Page extract ::
········

In the games' lore, all Bonfires are linked by Fire Keepers who tend to certain bonfires. The Fire Keepers fuel the fires by holding Humanity within themselves. If the Fire Keeper of a particular bonfire is killed, the fire goes out, although it can still be warped to. In Dark Souls III, the lone Fire Keeper of Firelink Shrine cannot be killed.

Development 
Bonfires were designed by Dark Souls director Hidetaka Miyazaki, saying that they were the single addition he was most excited about in the transition from Demon's Souls to its sequel. Serving as both a recovery and respawn point, Bonfires were designed to be a "powerful" aspect of gameplay and a place where players could gather together to share experiences and emotionally communicate. It was also designed to be a "place of warmth", and one of the few "heartwarming" locations in the game's world, expressing the feeling of dark fantasy that he was trying to create.

········

Exercise requirements ::
Extract the full page extract on Bonfires in the Dark Souls games, word for word.

Page layout parsing data:
········

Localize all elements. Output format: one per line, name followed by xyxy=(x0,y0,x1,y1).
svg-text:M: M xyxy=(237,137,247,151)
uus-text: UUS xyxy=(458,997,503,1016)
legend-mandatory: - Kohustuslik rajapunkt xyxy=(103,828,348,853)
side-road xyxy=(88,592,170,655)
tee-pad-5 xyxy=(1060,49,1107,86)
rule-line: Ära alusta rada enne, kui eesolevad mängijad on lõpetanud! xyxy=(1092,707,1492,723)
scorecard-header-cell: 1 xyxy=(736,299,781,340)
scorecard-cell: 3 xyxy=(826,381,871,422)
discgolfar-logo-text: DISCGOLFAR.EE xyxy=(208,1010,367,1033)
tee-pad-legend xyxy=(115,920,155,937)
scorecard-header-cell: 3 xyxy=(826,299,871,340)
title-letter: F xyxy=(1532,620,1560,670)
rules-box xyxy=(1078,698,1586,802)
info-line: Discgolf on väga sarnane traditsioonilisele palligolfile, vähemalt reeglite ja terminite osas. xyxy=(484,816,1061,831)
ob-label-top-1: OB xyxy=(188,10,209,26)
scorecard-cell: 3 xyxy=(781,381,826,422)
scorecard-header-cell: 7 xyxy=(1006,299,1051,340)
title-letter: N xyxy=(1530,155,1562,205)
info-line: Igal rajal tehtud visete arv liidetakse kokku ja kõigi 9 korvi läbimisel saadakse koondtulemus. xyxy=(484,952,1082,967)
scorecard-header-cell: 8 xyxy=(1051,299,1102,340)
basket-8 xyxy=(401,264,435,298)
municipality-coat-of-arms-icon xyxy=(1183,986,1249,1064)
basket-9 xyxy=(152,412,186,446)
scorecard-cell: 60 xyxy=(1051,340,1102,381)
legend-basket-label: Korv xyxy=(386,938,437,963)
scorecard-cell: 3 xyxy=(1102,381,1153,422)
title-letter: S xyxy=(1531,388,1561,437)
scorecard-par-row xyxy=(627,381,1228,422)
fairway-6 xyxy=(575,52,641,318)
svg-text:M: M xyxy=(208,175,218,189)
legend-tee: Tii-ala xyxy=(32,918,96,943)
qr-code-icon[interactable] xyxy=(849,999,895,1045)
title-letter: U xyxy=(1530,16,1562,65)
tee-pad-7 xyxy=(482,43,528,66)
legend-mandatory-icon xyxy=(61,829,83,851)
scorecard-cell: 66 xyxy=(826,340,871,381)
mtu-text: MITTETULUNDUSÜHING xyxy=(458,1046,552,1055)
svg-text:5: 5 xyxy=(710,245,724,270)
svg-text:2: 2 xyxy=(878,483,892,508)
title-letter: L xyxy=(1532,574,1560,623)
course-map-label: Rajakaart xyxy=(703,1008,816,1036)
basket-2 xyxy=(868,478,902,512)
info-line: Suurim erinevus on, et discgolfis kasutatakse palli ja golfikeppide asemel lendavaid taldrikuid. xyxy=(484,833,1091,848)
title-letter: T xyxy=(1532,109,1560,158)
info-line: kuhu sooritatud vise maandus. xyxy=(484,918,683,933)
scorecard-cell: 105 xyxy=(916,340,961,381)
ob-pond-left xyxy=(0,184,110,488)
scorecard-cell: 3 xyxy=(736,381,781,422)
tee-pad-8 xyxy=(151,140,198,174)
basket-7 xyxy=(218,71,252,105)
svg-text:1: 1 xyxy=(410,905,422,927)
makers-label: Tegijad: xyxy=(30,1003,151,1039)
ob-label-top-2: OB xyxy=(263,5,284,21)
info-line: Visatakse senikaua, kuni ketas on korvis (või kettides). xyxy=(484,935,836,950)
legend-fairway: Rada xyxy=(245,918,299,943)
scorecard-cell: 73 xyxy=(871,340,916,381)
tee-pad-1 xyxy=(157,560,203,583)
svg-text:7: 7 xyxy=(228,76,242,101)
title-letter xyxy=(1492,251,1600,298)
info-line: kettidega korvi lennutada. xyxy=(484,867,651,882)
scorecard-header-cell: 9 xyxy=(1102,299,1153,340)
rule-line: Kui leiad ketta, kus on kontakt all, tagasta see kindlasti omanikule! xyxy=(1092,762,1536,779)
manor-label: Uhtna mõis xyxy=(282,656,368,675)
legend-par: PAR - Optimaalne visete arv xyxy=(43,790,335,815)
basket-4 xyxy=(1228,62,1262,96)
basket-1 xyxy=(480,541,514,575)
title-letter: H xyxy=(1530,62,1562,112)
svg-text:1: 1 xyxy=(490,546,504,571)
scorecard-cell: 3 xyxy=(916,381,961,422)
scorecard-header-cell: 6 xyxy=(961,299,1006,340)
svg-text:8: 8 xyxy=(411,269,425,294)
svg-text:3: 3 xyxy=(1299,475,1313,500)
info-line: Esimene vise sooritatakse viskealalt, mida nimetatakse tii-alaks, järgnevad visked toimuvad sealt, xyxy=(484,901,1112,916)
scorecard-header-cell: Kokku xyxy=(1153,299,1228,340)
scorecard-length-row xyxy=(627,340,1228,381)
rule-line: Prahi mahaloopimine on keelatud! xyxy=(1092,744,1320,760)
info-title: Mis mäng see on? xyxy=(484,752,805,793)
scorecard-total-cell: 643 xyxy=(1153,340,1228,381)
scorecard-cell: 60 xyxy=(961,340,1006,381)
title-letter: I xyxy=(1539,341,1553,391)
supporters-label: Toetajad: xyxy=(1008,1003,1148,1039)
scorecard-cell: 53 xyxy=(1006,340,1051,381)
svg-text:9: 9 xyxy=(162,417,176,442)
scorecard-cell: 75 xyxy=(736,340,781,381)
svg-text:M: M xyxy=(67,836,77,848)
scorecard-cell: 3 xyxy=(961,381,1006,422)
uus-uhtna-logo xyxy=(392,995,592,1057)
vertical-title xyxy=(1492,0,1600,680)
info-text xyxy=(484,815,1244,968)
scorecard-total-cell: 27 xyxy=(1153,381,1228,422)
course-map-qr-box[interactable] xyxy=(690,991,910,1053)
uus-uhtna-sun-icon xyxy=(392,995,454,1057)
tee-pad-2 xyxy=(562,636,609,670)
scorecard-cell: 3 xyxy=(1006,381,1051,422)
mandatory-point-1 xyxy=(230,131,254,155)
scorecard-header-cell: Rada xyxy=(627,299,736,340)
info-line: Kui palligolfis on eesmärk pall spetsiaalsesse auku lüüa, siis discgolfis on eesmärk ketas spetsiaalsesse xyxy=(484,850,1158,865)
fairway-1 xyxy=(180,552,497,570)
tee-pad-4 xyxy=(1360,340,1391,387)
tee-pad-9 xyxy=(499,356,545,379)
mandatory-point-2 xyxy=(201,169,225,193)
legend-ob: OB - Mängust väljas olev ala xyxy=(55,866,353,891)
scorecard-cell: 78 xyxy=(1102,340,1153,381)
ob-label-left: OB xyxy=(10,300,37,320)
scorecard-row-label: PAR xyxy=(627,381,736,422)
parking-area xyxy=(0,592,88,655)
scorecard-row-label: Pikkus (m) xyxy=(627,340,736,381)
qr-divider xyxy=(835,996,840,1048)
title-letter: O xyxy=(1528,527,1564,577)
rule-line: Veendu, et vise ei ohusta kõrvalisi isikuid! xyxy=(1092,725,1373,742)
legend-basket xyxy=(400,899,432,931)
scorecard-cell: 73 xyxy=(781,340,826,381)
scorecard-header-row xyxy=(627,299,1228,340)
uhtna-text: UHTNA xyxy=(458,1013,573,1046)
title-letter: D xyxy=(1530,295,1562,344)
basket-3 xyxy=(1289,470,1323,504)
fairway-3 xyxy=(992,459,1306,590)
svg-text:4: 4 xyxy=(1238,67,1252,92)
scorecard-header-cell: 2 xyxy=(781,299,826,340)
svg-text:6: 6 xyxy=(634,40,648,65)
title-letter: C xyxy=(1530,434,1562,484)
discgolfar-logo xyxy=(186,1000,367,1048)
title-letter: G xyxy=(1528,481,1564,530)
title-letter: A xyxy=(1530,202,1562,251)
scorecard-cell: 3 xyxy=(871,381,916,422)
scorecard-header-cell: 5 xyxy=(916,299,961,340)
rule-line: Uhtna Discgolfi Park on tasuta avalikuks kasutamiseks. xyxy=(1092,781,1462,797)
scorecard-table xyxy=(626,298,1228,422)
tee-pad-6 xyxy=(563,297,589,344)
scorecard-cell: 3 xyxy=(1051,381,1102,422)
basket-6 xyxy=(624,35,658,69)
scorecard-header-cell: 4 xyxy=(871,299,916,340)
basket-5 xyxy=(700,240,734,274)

········

Result of the task ::
In the games' lore, all Bonfires are linked by Fire Keepers who tend to certain bonfires. The Fire Keepers fuel the fires by holding Humanity within themselves. If the Fire Keeper of a particular bonfire is killed, the fire goes out, although it can still be warped to. In Dark Souls III, the lone Fire Keeper of Firelink Shrine cannot be killed.

Development 
Bonfires were designed by Dark Souls director Hidetaka Miyazaki, saying that they were the single addition he was most excited about in the transition from Demon's Souls to its sequel. Serving as both a recovery and respawn point, Bonfires were designed to be a "powerful" aspect of gameplay and a place where players could gather together to share experiences and emotionally communicate. It was also designed to be a "place of warmth", and one of the few "heartwarming" locations in the game's world, expressing the feeling of dark fantasy that he was trying to create.